### Directive
Which lines in the records below contain the word "using"? Copy each one out.

### Data lines
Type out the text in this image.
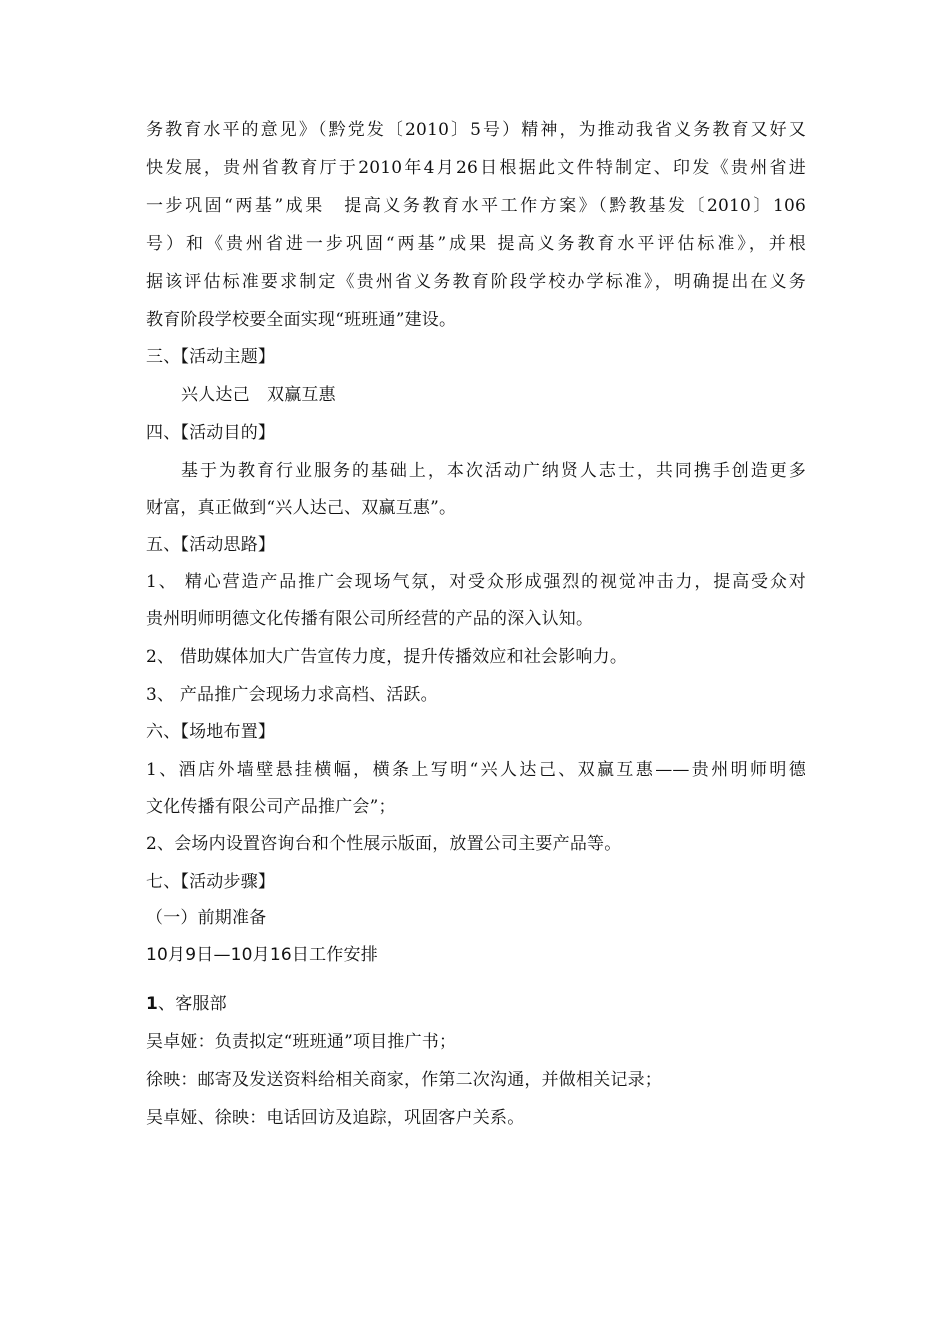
务教育水平的意见》（黔党发〔2010〕5号）精神，为推动我省义务教育又好又
快发展，贵州省教育厅于2010年4月26日根据此文件特制定、印发《贵州省进
一步巩固“两基”成果　提高义务教育水平工作方案》（黔教基发〔2010〕106
号）和《贵州省进一步巩固“两基”成果 提高义务教育水平评估标准》，并根
据该评估标准要求制定《贵州省义务教育阶段学校办学标准》，明确提出在义务
教育阶段学校要全面实现“班班通”建设。
三、【活动主题】
兴人达己　双赢互惠
四、【活动目的】
基于为教育行业服务的基础上，本次活动广纳贤人志士，共同携手创造更多
财富，真正做到“兴人达己、双赢互惠”。
五、【活动思路】
1、 精心营造产品推广会现场气氛，对受众形成强烈的视觉冲击力，提高受众对
贵州明师明德文化传播有限公司所经营的产品的深入认知。
2、 借助媒体加大广告宣传力度，提升传播效应和社会影响力。
3、 产品推广会现场力求高档、活跃。
六、【场地布置】
1、酒店外墙壁悬挂横幅，横条上写明“兴人达己、双赢互惠——贵州明师明德
文化传播有限公司产品推广会”；
2、会场内设置咨询台和个性展示版面，放置公司主要产品等。
七、【活动步骤】
（一）前期准备
10月9日—10月16日工作安排
1、客服部
吴卓娅：负责拟定“班班通”项目推广书；
徐映：邮寄及发送资料给相关商家，作第二次沟通，并做相关记录；
吴卓娅、徐映：电话回访及追踪，巩固客户关系。
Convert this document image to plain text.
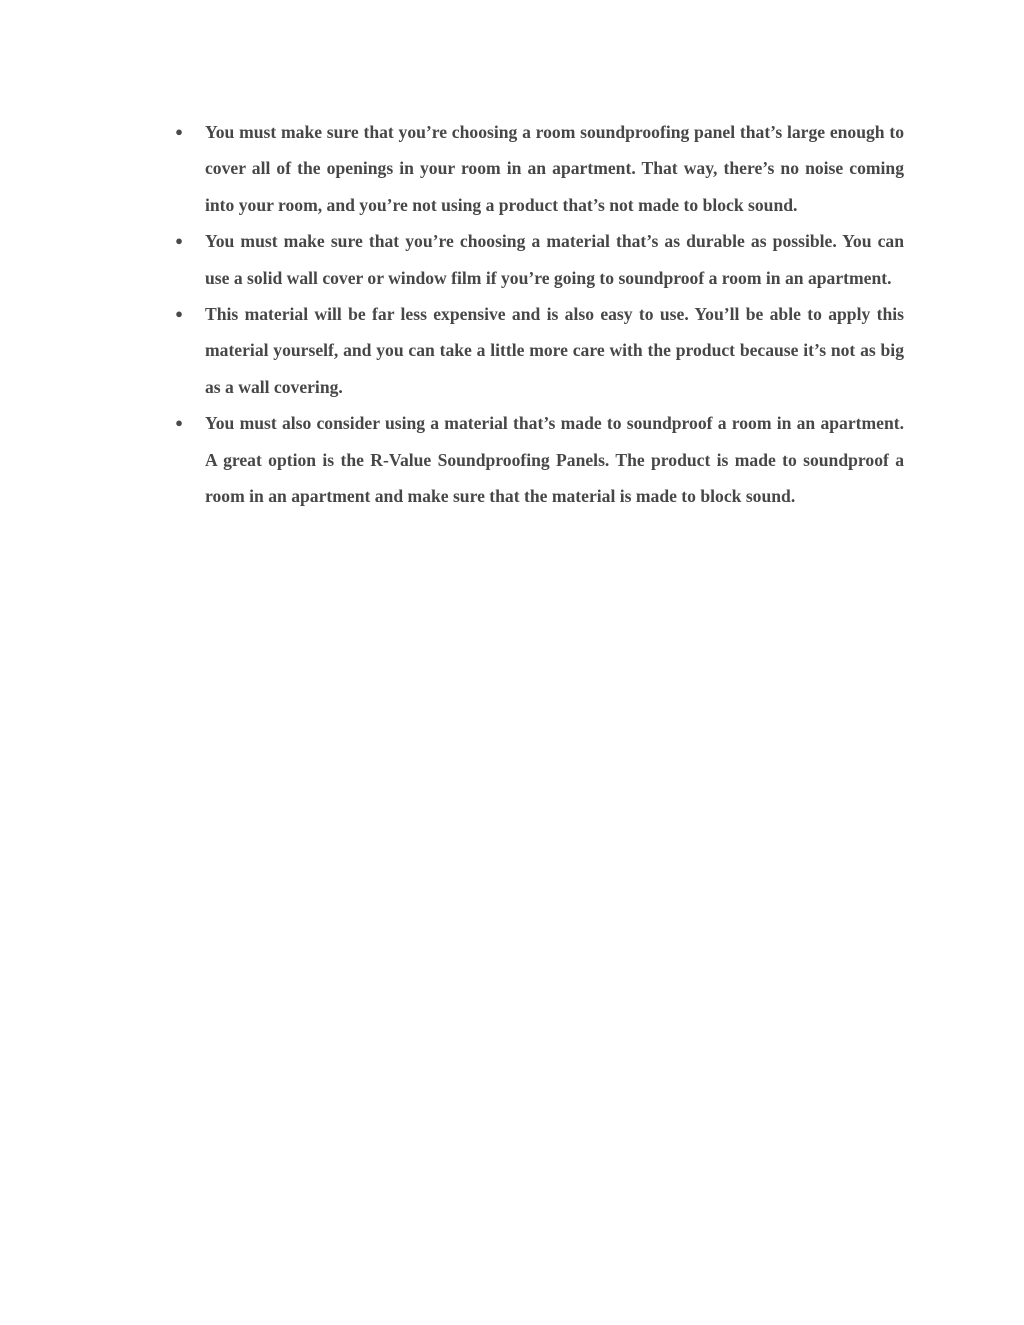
●	You must make sure that you’re choosing a room soundproofing panel that’s large enough to cover all of the openings in your room in an apartment. That way, there’s no noise coming into your room, and you’re not using a product that’s not made to block sound.
●	You must make sure that you’re choosing a material that’s as durable as possible. You can use a solid wall cover or window film if you’re going to soundproof a room in an apartment.
●	This material will be far less expensive and is also easy to use. You’ll be able to apply this material yourself, and you can take a little more care with the product because it’s not as big as a wall covering.
●	You must also consider using a material that’s made to soundproof a room in an apartment. A great option is the R-Value Soundproofing Panels. The product is made to soundproof a room in an apartment and make sure that the material is made to block sound.
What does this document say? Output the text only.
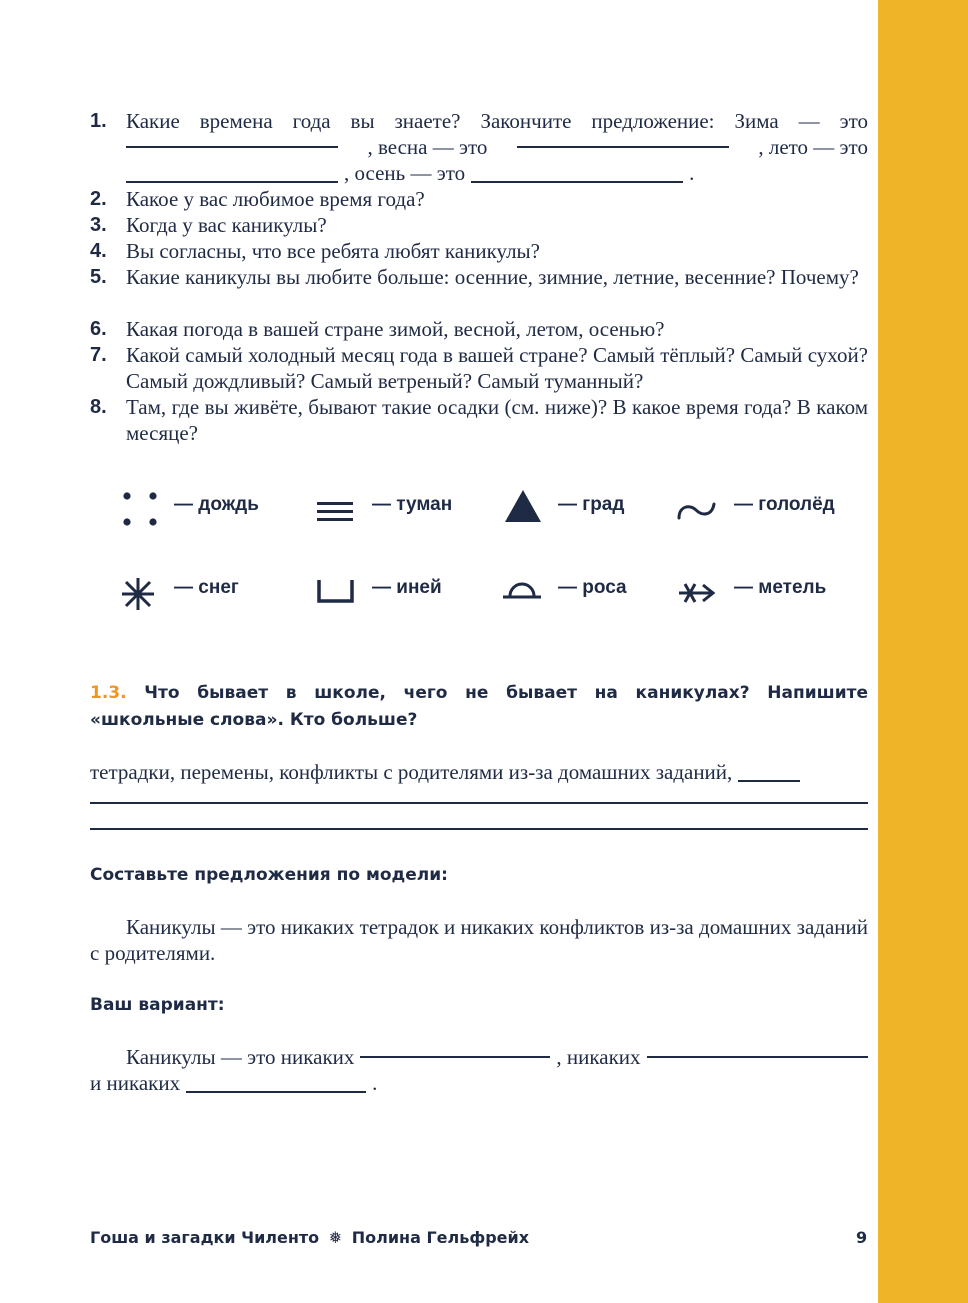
1. Какие времена года вы знаете? Закончите предложение: Зима — это
, весна — это	, лето — это
, осень — это	.
2. Какое у вас любимое время года?
3. Когда у вас каникулы?
4. Вы согласны, что все ребята любят каникулы?
5. Какие каникулы вы любите больше: осенние, зимние, летние, весенние? Почему?
6. Какая погода в вашей стране зимой, весной, летом, осенью?
7. Какой самый холодный месяц года в вашей стране? Самый тёплый? Самый сухой? Самый дождливый? Самый ветреный? Самый туманный?
8. Там, где вы живёте, бывают такие осадки (см. ниже)? В какое время года? В каком месяце?
— дождь	— туман	— град	— гололёд
— снег	— иней	— роса	— метель
1.3. Что бывает в школе, чего не бывает на каникулах? Напишите «школьные слова». Кто больше?
тетрадки, перемены, конфликты с родителями из-за домашних заданий,
Составьте предложения по модели:
Каникулы — это никаких тетрадок и никаких конфликтов из-за домашних заданий с родителями.
Ваш вариант:
Каникулы — это никаких	, никаких
и никаких	.
Гоша и загадки Чиленто ❅ Полина Гельфрейх	9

### Worked answer
●	You must make sure that you’re choosing a room soundproofing panel that’s large enough to cover all of the openings in your room in an apartment. That way, there’s no noise coming into your room, and you’re not using a product that’s not made to block sound.
●	You must also consider using a material that’s made to soundproof a room in an apartment. A great option is the R-Value Soundproofing Panels. The product is made to soundproof a room in an apartment and make sure that the material is made to block sound.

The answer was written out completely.